- **TASK DETAILS**
Reproduce every line of the items below verbatim, in the same order.
[start of DATA LINES]
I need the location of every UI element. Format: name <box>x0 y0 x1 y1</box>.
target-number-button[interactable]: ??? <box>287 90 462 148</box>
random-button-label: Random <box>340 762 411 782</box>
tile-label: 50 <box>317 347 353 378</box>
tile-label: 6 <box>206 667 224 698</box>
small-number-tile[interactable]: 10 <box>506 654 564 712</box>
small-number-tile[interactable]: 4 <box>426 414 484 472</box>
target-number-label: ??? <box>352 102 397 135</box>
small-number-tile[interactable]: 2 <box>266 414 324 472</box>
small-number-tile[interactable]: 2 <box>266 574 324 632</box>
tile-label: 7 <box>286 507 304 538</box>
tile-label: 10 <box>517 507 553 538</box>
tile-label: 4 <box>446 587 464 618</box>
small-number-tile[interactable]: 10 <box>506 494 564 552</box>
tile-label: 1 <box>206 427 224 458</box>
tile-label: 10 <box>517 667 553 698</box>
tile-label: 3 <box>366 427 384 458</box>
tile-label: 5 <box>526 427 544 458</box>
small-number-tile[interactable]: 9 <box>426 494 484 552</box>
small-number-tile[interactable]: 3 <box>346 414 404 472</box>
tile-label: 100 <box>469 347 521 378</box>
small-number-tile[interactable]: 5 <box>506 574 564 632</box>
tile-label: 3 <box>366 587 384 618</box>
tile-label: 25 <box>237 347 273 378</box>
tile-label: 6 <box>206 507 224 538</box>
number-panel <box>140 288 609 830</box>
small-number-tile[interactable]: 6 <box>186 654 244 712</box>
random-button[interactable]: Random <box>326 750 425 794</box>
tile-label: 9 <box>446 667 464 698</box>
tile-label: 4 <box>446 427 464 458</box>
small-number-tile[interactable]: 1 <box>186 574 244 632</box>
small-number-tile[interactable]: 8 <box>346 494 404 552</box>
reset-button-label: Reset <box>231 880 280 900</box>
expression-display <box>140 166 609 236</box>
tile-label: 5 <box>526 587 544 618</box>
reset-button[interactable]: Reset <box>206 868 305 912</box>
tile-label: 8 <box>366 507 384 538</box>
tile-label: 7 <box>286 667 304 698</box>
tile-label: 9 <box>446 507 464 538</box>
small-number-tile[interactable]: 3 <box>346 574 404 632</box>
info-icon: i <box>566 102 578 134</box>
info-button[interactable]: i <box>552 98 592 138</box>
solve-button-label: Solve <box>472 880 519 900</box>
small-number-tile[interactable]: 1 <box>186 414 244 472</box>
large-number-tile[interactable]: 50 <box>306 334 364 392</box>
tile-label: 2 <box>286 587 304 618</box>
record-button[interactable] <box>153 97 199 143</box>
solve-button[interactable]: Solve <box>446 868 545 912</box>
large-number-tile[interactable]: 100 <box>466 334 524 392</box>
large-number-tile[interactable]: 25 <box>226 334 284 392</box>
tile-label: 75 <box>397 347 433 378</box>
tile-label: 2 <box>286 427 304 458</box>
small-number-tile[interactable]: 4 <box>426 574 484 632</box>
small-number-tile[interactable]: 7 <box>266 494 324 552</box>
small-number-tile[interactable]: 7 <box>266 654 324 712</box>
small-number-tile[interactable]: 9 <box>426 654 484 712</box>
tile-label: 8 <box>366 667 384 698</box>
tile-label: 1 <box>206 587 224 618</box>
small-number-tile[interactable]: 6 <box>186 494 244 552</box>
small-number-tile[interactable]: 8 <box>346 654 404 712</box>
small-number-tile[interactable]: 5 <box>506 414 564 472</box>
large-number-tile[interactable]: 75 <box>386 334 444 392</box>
[end of DATA LINES]
- **RESULT OF THIS EXERCISE**
I need the location of every UI element. Format: name <box>x0 y0 x1 y1</box>.
target-number-button[interactable]: ??? <box>287 90 462 148</box>
random-button-label: Random <box>340 762 411 782</box>
tile-label: 50 <box>317 347 353 378</box>
tile-label: 6 <box>206 667 224 698</box>
small-number-tile[interactable]: 10 <box>506 654 564 712</box>
small-number-tile[interactable]: 4 <box>426 414 484 472</box>
target-number-label: ??? <box>352 102 397 135</box>
small-number-tile[interactable]: 2 <box>266 414 324 472</box>
small-number-tile[interactable]: 2 <box>266 574 324 632</box>
tile-label: 7 <box>286 507 304 538</box>
tile-label: 10 <box>517 507 553 538</box>
tile-label: 4 <box>446 587 464 618</box>
small-number-tile[interactable]: 10 <box>506 494 564 552</box>
tile-label: 1 <box>206 427 224 458</box>
tile-label: 10 <box>517 667 553 698</box>
tile-label: 3 <box>366 427 384 458</box>
tile-label: 5 <box>526 427 544 458</box>
small-number-tile[interactable]: 9 <box>426 494 484 552</box>
small-number-tile[interactable]: 3 <box>346 414 404 472</box>
tile-label: 100 <box>469 347 521 378</box>
small-number-tile[interactable]: 5 <box>506 574 564 632</box>
tile-label: 3 <box>366 587 384 618</box>
tile-label: 25 <box>237 347 273 378</box>
tile-label: 6 <box>206 507 224 538</box>
number-panel <box>140 288 609 830</box>
small-number-tile[interactable]: 6 <box>186 654 244 712</box>
random-button[interactable]: Random <box>326 750 425 794</box>
tile-label: 9 <box>446 667 464 698</box>
tile-label: 4 <box>446 427 464 458</box>
small-number-tile[interactable]: 1 <box>186 574 244 632</box>
small-number-tile[interactable]: 8 <box>346 494 404 552</box>
reset-button-label: Reset <box>231 880 280 900</box>
expression-display <box>140 166 609 236</box>
tile-label: 5 <box>526 587 544 618</box>
reset-button[interactable]: Reset <box>206 868 305 912</box>
tile-label: 8 <box>366 507 384 538</box>
tile-label: 7 <box>286 667 304 698</box>
tile-label: 9 <box>446 507 464 538</box>
small-number-tile[interactable]: 3 <box>346 574 404 632</box>
info-icon: i <box>566 102 578 134</box>
info-button[interactable]: i <box>552 98 592 138</box>
solve-button-label: Solve <box>472 880 519 900</box>
small-number-tile[interactable]: 1 <box>186 414 244 472</box>
large-number-tile[interactable]: 50 <box>306 334 364 392</box>
tile-label: 2 <box>286 587 304 618</box>
record-button[interactable] <box>153 97 199 143</box>
solve-button[interactable]: Solve <box>446 868 545 912</box>
large-number-tile[interactable]: 100 <box>466 334 524 392</box>
large-number-tile[interactable]: 25 <box>226 334 284 392</box>
tile-label: 75 <box>397 347 433 378</box>
tile-label: 2 <box>286 427 304 458</box>
small-number-tile[interactable]: 4 <box>426 574 484 632</box>
small-number-tile[interactable]: 7 <box>266 494 324 552</box>
small-number-tile[interactable]: 7 <box>266 654 324 712</box>
small-number-tile[interactable]: 9 <box>426 654 484 712</box>
tile-label: 8 <box>366 667 384 698</box>
tile-label: 1 <box>206 587 224 618</box>
small-number-tile[interactable]: 6 <box>186 494 244 552</box>
small-number-tile[interactable]: 8 <box>346 654 404 712</box>
small-number-tile[interactable]: 5 <box>506 414 564 472</box>
large-number-tile[interactable]: 75 <box>386 334 444 392</box>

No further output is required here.